RECORDED DATA —
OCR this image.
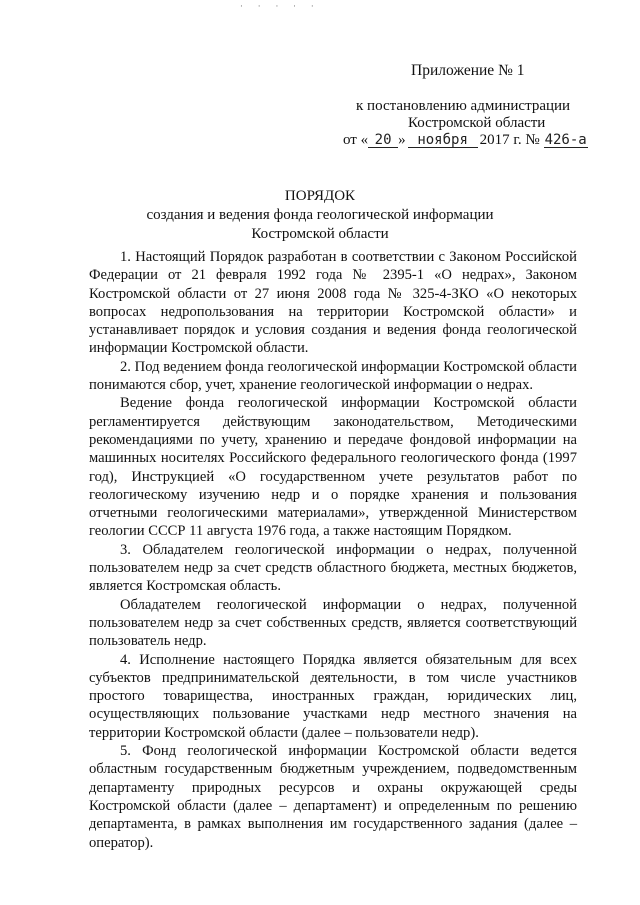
· · · · ·
Приложение № 1
к постановлению администрации
Костромской области
от « 20 » ноября 2017 г. № 426-а
ПОРЯДОК
создания и ведения фонда геологической информации
Костромской области

1. Настоящий Порядок разработан в соответствии с Законом Российской Федерации от 21 февраля 1992 года № 2395-1 «О недрах», Законом Костромской области от 27 июня 2008 года № 325-4-ЗКО «О некоторых вопросах недропользования на территории Костромской области» и устанавливает порядок и условия создания и ведения фонда геологической информации Костромской области.

2. Под ведением фонда геологической информации Костромской области понимаются сбор, учет, хранение геологической информации о недрах.

Ведение фонда геологической информации Костромской области регламентируется действующим законодательством, Методическими рекомендациями по учету, хранению и передаче фондовой информации на машинных носителях Российского федерального геологического фонда (1997 год), Инструкцией «О государственном учете результатов работ по геологическому изучению недр и о порядке хранения и пользования отчетными геологическими материалами», утвержденной Министерством геологии СССР 11 августа 1976 года, а также настоящим Порядком.

3. Обладателем геологической информации о недрах, полученной пользователем недр за счет средств областного бюджета, местных бюджетов, является Костромская область.

Обладателем геологической информации о недрах, полученной пользователем недр за счет собственных средств, является соответствующий пользователь недр.

4. Исполнение настоящего Порядка является обязательным для всех субъектов предпринимательской деятельности, в том числе участников простого товарищества, иностранных граждан, юридических лиц, осуществляющих пользование участками недр местного значения на территории Костромской области (далее – пользователи недр).

5. Фонд геологической информации Костромской области ведется областным государственным бюджетным учреждением, подведомственным департаменту природных ресурсов и охраны окружающей среды Костромской области (далее – департамент) и определенным по решению департамента, в рамках выполнения им государственного задания (далее – оператор).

GOAL OF THE EXERCISE — Extract, from the listing above, every line where the string "пользователем" occurs.

THE OUTPUT —
3. Обладателем геологической информации о недрах, полученной пользователем недр за счет средств областного бюджета, местных бюджетов, является Костромская область.
Обладателем геологической информации о недрах, полученной пользователем недр за счет собственных средств, является соответствующий пользователь недр.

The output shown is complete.